▶ [EXERCISE PROMPT]:
Copy all the material that follows, keeping every character the same.

▶ [PROVIDED RECORDS]:

START

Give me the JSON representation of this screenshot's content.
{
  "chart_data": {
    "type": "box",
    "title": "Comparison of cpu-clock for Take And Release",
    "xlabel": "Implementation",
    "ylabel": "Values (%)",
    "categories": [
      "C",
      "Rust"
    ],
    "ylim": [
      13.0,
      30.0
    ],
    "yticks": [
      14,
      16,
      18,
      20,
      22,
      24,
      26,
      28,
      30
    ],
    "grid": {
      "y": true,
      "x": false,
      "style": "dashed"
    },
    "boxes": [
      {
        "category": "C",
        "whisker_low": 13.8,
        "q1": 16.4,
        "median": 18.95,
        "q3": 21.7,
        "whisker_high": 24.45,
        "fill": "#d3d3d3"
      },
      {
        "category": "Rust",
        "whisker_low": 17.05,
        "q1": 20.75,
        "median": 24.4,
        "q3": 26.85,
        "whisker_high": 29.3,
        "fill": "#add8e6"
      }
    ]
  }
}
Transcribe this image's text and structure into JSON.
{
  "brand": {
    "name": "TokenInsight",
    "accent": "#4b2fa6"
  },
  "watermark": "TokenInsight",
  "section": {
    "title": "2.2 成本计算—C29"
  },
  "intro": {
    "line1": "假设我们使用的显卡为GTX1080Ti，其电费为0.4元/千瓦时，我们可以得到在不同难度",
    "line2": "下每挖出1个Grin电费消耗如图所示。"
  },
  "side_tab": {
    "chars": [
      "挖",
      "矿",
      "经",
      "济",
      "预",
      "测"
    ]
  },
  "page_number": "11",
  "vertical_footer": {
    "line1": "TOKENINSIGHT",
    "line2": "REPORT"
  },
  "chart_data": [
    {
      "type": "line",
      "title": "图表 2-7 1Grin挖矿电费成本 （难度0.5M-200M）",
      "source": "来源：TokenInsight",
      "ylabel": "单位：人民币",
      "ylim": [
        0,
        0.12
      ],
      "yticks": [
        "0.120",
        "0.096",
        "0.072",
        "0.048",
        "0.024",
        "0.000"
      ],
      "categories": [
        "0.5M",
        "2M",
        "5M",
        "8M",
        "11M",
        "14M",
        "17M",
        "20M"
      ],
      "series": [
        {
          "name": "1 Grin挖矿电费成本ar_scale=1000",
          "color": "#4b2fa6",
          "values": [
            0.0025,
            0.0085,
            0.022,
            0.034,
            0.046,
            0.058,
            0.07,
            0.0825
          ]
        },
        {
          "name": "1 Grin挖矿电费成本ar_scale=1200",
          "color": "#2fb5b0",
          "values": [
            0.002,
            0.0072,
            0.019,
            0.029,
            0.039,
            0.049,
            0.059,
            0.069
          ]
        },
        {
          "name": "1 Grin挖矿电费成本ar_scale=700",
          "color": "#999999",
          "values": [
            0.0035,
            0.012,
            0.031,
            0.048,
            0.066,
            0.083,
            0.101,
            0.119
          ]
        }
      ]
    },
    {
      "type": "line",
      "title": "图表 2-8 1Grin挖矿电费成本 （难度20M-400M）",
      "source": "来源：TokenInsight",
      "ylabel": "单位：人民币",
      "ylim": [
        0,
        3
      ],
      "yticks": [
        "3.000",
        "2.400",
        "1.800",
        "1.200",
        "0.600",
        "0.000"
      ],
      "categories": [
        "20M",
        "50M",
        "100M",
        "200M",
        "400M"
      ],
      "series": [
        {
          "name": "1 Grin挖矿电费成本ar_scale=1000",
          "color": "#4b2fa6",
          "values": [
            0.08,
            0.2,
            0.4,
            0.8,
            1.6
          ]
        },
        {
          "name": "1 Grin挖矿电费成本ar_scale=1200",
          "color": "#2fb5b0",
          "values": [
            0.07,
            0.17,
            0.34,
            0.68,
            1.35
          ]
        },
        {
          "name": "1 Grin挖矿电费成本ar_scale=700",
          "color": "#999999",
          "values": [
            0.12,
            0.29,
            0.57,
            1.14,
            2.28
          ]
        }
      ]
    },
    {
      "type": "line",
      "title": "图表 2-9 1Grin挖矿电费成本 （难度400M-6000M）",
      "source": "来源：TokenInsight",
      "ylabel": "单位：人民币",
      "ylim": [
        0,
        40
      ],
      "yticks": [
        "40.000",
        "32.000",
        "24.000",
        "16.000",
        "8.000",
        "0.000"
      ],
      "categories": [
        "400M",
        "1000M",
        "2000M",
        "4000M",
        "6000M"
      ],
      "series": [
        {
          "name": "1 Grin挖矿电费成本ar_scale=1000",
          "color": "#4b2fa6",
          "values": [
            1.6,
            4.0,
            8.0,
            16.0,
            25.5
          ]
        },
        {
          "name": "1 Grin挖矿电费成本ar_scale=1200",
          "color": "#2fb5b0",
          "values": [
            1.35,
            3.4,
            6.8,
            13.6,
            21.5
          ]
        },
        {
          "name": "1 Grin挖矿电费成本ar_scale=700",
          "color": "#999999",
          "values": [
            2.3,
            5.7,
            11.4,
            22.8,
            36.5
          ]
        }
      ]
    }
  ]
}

END

▶ [FULL RESPONSE]:
Give me the JSON representation of this screenshot's content.
{
  "chart_data": {
    "type": "box",
    "title": "Comparison of cpu-clock for Take And Release",
    "xlabel": "Implementation",
    "ylabel": "Values (%)",
    "categories": [
      "C",
      "Rust"
    ],
    "ylim": [
      13.0,
      30.0
    ],
    "yticks": [
      14,
      16,
      18,
      20,
      22,
      24,
      26,
      28,
      30
    ],
    "grid": {
      "y": true,
      "x": false,
      "style": "dashed"
    },
    "boxes": [
      {
        "category": "C",
        "whisker_low": 13.8,
        "q1": 16.4,
        "median": 18.95,
        "q3": 21.7,
        "whisker_high": 24.45,
        "fill": "#d3d3d3"
      },
      {
        "category": "Rust",
        "whisker_low": 17.05,
        "q1": 20.75,
        "median": 24.4,
        "q3": 26.85,
        "whisker_high": 29.3,
        "fill": "#add8e6"
      }
    ]
  }
}
Transcribe this image's text and structure into JSON.
{
  "brand": {
    "name": "TokenInsight",
    "accent": "#4b2fa6"
  },
  "watermark": "TokenInsight",
  "section": {
    "title": "2.2 成本计算—C29"
  },
  "intro": {
    "line1": "假设我们使用的显卡为GTX1080Ti，其电费为0.4元/千瓦时，我们可以得到在不同难度",
    "line2": "下每挖出1个Grin电费消耗如图所示。"
  },
  "side_tab": {
    "chars": [
      "挖",
      "矿",
      "经",
      "济",
      "预",
      "测"
    ]
  },
  "page_number": "11",
  "vertical_footer": {
    "line1": "TOKENINSIGHT",
    "line2": "REPORT"
  },
  "chart_data": [
    {
      "type": "line",
      "title": "图表 2-7 1Grin挖矿电费成本 （难度0.5M-200M）",
      "source": "来源：TokenInsight",
      "ylabel": "单位：人民币",
      "ylim": [
        0,
        0.12
      ],
      "yticks": [
        "0.120",
        "0.096",
        "0.072",
        "0.048",
        "0.024",
        "0.000"
      ],
      "categories": [
        "0.5M",
        "2M",
        "5M",
        "8M",
        "11M",
        "14M",
        "17M",
        "20M"
      ],
      "series": [
        {
          "name": "1 Grin挖矿电费成本ar_scale=1000",
          "color": "#4b2fa6",
          "values": [
            0.0025,
            0.0085,
            0.022,
            0.034,
            0.046,
            0.058,
            0.07,
            0.0825
          ]
        },
        {
          "name": "1 Grin挖矿电费成本ar_scale=1200",
          "color": "#2fb5b0",
          "values": [
            0.002,
            0.0072,
            0.019,
            0.029,
            0.039,
            0.049,
            0.059,
            0.069
          ]
        },
        {
          "name": "1 Grin挖矿电费成本ar_scale=700",
          "color": "#999999",
          "values": [
            0.0035,
            0.012,
            0.031,
            0.048,
            0.066,
            0.083,
            0.101,
            0.119
          ]
        }
      ]
    },
    {
      "type": "line",
      "title": "图表 2-8 1Grin挖矿电费成本 （难度20M-400M）",
      "source": "来源：TokenInsight",
      "ylabel": "单位：人民币",
      "ylim": [
        0,
        3
      ],
      "yticks": [
        "3.000",
        "2.400",
        "1.800",
        "1.200",
        "0.600",
        "0.000"
      ],
      "categories": [
        "20M",
        "50M",
        "100M",
        "200M",
        "400M"
      ],
      "series": [
        {
          "name": "1 Grin挖矿电费成本ar_scale=1000",
          "color": "#4b2fa6",
          "values": [
            0.08,
            0.2,
            0.4,
            0.8,
            1.6
          ]
        },
        {
          "name": "1 Grin挖矿电费成本ar_scale=1200",
          "color": "#2fb5b0",
          "values": [
            0.07,
            0.17,
            0.34,
            0.68,
            1.35
          ]
        },
        {
          "name": "1 Grin挖矿电费成本ar_scale=700",
          "color": "#999999",
          "values": [
            0.12,
            0.29,
            0.57,
            1.14,
            2.28
          ]
        }
      ]
    },
    {
      "type": "line",
      "title": "图表 2-9 1Grin挖矿电费成本 （难度400M-6000M）",
      "source": "来源：TokenInsight",
      "ylabel": "单位：人民币",
      "ylim": [
        0,
        40
      ],
      "yticks": [
        "40.000",
        "32.000",
        "24.000",
        "16.000",
        "8.000",
        "0.000"
      ],
      "categories": [
        "400M",
        "1000M",
        "2000M",
        "4000M",
        "6000M"
      ],
      "series": [
        {
          "name": "1 Grin挖矿电费成本ar_scale=1000",
          "color": "#4b2fa6",
          "values": [
            1.6,
            4.0,
            8.0,
            16.0,
            25.5
          ]
        },
        {
          "name": "1 Grin挖矿电费成本ar_scale=1200",
          "color": "#2fb5b0",
          "values": [
            1.35,
            3.4,
            6.8,
            13.6,
            21.5
          ]
        },
        {
          "name": "1 Grin挖矿电费成本ar_scale=700",
          "color": "#999999",
          "values": [
            2.3,
            5.7,
            11.4,
            22.8,
            36.5
          ]
        }
      ]
    }
  ]
}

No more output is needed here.